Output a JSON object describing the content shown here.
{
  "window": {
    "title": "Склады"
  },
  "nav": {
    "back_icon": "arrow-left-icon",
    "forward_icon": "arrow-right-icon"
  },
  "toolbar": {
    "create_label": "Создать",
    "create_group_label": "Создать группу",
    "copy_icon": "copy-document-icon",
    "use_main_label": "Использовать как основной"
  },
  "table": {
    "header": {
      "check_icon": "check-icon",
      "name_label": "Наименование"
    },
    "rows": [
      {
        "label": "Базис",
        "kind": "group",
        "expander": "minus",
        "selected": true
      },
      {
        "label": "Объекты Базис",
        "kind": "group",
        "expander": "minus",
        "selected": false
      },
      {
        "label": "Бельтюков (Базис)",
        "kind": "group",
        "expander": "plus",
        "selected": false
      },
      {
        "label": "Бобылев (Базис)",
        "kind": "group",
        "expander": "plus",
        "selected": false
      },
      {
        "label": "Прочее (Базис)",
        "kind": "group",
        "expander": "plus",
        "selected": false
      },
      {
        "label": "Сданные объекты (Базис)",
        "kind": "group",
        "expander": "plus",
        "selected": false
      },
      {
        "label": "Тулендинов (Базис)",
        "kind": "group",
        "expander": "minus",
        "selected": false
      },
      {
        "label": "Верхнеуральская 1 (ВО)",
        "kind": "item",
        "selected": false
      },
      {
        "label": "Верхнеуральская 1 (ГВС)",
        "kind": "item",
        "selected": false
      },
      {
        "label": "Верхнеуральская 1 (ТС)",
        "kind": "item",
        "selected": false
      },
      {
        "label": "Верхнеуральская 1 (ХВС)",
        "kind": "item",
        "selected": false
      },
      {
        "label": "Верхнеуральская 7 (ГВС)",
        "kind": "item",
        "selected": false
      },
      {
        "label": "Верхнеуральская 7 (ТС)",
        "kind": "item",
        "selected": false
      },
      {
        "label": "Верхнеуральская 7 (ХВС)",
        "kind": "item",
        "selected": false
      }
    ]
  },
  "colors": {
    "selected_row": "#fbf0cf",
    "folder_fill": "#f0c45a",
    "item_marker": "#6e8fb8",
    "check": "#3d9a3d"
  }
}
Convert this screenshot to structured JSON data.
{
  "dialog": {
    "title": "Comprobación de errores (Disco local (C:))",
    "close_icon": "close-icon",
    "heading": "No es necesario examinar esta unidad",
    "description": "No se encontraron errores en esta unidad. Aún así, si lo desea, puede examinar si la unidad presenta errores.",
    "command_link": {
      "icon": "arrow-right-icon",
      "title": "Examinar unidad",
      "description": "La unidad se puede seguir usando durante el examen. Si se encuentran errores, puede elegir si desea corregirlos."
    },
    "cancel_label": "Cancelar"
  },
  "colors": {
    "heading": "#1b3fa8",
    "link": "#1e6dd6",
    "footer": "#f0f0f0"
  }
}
____
Lines that include the word "arrow" are to be extracted from the data above.

## RESPONSE TO THE EXERCISE
    "back_icon": "arrow-left-icon",
    "forward_icon": "arrow-right-icon"
      "icon": "arrow-right-icon",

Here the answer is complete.